● **EXERCISE INSTRUCTIONS**
Omit every picture and write out the rest of the records exactly.

● **DATA SECTION**
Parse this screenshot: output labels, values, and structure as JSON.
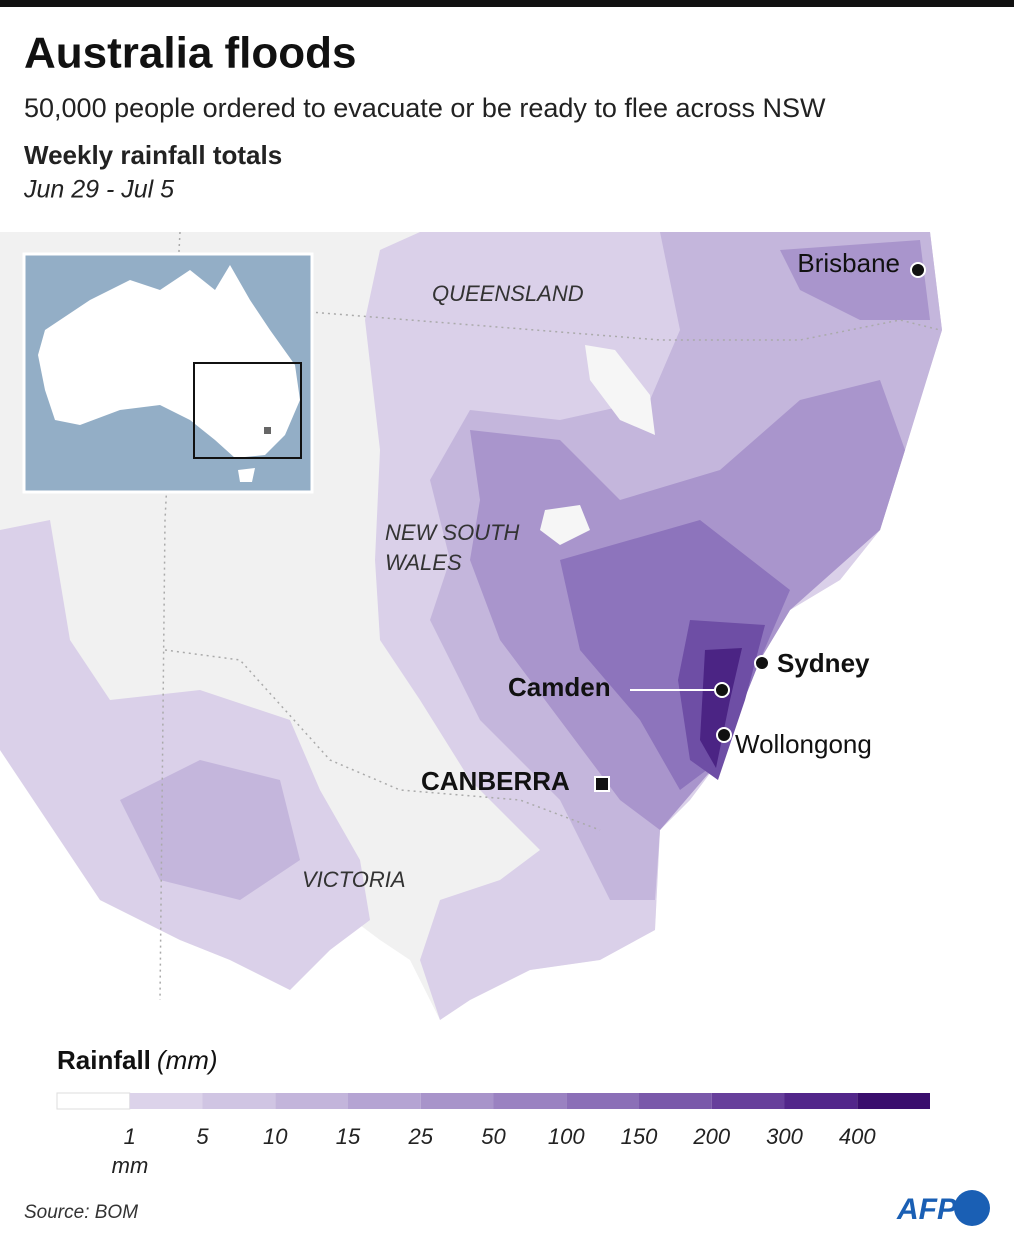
{
  "header": {
    "title": "Australia floods",
    "subtitle": "50,000 people ordered to evacuate or be ready to flee across NSW",
    "heading": "Weekly rainfall totals",
    "period": "Jun 29 - Jul 5"
  },
  "map": {
    "regions": [
      "QUEENSLAND",
      "NEW SOUTH",
      "WALES",
      "VICTORIA"
    ],
    "places": [
      "Brisbane",
      "Sydney",
      "Camden",
      "Wollongong",
      "CANBERRA"
    ]
  },
  "legend": {
    "title": "Rainfall",
    "unit": "(mm)",
    "ticks": [
      1,
      5,
      10,
      15,
      25,
      50,
      100,
      150,
      200,
      300,
      400
    ],
    "tick_unit": "mm",
    "colors": [
      "#ffffff",
      "#dcd3ea",
      "#d0c5e3",
      "#c3b5db",
      "#b5a4d3",
      "#a894ca",
      "#9a82c1",
      "#8b6fb7",
      "#7a59aa",
      "#673f9b",
      "#52268a",
      "#3a0e6d"
    ]
  },
  "footer": {
    "source": "Source: BOM",
    "logo": "AFP"
  }
}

● **RESULT OF THIS EXERCISE**
Parse this screenshot: output labels, values, and structure as JSON.
{
  "header": {
    "title": "Australia floods",
    "subtitle": "50,000 people ordered to evacuate or be ready to flee across NSW",
    "heading": "Weekly rainfall totals",
    "period": "Jun 29 - Jul 5"
  },
  "map": {
    "regions": [
      "QUEENSLAND",
      "NEW SOUTH",
      "WALES",
      "VICTORIA"
    ],
    "places": [
      "Brisbane",
      "Sydney",
      "Camden",
      "Wollongong",
      "CANBERRA"
    ]
  },
  "legend": {
    "title": "Rainfall",
    "unit": "(mm)",
    "ticks": [
      1,
      5,
      10,
      15,
      25,
      50,
      100,
      150,
      200,
      300,
      400
    ],
    "tick_unit": "mm",
    "colors": [
      "#ffffff",
      "#dcd3ea",
      "#d0c5e3",
      "#c3b5db",
      "#b5a4d3",
      "#a894ca",
      "#9a82c1",
      "#8b6fb7",
      "#7a59aa",
      "#673f9b",
      "#52268a",
      "#3a0e6d"
    ]
  },
  "footer": {
    "source": "Source: BOM",
    "logo": "AFP"
  }
}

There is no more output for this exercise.